Die Prüfung, ob die Strafvollstreckung zum Zweidritteltermin zur Bewährung ausgesetzt wird, ergeht vielmehr von Amts wegen (BGH, Beschluss vom 2. Dezember 1977 - 2 ARs 366/77, BGHSt 27, 302, 304; OLG Dresden, Beschluss vom 7. August 2020 - 2 Ws 362/20, juris Rn. 11 mwN). Verfahrensrechtlich bedarf es weder eines Antrags des Verurteilten noch seiner Einwilligung. Die Zustimmung nach § 57 Abs. 1 Satz 1 Nr. 3 StGB betrifft ausschließlich den sachlichen Inhalt der Entscheidung (vgl. BGH, Beschlüsse vom 2. Dezember 1977 - 2 ARs 366/77, BGHSt 27, 302, 304; vom 8. Dezember 2016 - 2 ARs 5/16, BGHR StPO § 462a Abs. 1 S. 1 Befasstsein 2 Rn. 22 ff.; OLG Düsseldorf, Beschluss vom 11. Dezember 2013 - III-2 Ws 585/13 u.a., juris Rn. 7; MüKoStGB/Groß/Kett-Straub, 4. Aufl., § 57 Rn. 13). Widerruft der Verurteilte im Beschwerdeverfahren seine ursprünglich erteilte Einwilligung, berührt dies deshalb (nur) die materiellen Voraussetzungen der Strafaussetzung (vgl. aber KG, Beschluss vom 19. November 2018 - 5 Ws 191/18 u.a., juris Rn. 8). Ein in erster Instanz erlassener Beschluss über die Anordnung oder Versagung der Strafaussetzung wird durch die Rücknahme der Zustimmung nicht gegenstandslos (vgl. insgesamt OLG Rostock, Beschluss vom 3. Juli 2001 - I Ws 254/01, juris Rn. 6 ff.; Thüringer OLG, Beschluss vom 11. Juni 2007 - 1 Ws 221/07, juris Rn. 7 ff.; OLG Düsseldorf, Beschluss vom 11. Dezember 2013 - III-2 Ws 585/13 u.a., juris Rn. 6 ff.; OLG Celle, Beschluss vom 23. Juni 2017 - 1 Ws 69/17, OLGSt StGB § 57 Nr. 61; s. auch KG, Beschluss vom 19. November 2018 - 5 Ws 191/18 u.a., juris Rn. 8). Anderenfalls hätte es der Verurteilte etwa in der Hand, einer mit der Aussetzungsablehnung verbundenen Fristsetzung nach § 57 Abs. 7 StGB, § 454 Abs. 1 Satz 1 StPO nachträglich den Boden zu entziehen.

(Datensätze aus einer Datenquelle)
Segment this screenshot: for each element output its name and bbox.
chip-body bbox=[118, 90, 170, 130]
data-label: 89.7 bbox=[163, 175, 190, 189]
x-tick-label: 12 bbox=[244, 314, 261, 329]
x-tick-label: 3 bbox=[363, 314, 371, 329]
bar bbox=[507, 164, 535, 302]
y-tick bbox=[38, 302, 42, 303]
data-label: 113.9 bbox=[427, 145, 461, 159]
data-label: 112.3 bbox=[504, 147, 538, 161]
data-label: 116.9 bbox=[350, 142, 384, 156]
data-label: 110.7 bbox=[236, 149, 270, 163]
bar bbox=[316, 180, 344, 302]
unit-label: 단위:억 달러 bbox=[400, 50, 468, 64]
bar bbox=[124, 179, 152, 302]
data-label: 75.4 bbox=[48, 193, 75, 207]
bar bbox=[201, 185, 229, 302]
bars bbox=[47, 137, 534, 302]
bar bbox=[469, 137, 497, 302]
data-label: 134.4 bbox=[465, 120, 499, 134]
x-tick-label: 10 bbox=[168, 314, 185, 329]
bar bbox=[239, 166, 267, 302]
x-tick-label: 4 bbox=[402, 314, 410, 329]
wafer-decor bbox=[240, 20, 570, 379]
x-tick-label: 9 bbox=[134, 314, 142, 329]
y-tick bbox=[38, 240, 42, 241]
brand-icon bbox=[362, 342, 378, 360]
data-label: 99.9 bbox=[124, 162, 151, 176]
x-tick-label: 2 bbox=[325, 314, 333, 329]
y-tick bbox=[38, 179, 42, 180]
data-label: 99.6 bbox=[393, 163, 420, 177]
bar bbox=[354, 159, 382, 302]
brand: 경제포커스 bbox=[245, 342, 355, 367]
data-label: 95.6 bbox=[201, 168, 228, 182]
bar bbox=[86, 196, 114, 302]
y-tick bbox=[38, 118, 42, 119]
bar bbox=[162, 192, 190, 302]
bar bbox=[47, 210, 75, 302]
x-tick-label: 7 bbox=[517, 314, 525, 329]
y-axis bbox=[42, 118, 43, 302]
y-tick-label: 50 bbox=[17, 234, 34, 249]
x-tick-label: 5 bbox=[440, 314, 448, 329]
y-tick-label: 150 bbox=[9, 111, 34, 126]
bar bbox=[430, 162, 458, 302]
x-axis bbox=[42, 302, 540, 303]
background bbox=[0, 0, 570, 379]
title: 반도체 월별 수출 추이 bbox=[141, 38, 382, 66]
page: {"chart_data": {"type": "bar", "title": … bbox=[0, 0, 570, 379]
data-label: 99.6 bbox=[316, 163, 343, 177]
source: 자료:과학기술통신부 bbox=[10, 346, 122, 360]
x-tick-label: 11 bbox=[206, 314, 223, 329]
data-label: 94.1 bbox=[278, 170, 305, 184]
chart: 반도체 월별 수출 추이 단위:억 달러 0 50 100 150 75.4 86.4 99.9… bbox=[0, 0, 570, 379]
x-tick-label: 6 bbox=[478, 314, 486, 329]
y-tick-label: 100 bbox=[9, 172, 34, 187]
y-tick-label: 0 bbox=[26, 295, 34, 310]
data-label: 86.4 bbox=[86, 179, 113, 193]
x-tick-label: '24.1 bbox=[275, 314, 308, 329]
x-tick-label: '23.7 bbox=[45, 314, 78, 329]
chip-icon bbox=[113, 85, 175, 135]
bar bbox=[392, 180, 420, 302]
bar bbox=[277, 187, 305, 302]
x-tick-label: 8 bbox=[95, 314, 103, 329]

Aufgabe:
Übertragen Sie den folgenden Satz aus dem Quelltext ins Englische: „Verfahrensrechtlich bedarf es weder eines Antrags des Verurteilten noch seiner Einwilligung.“

Lösung:
In procedural terms, neither an application from the convicted person nor that person's consent is required.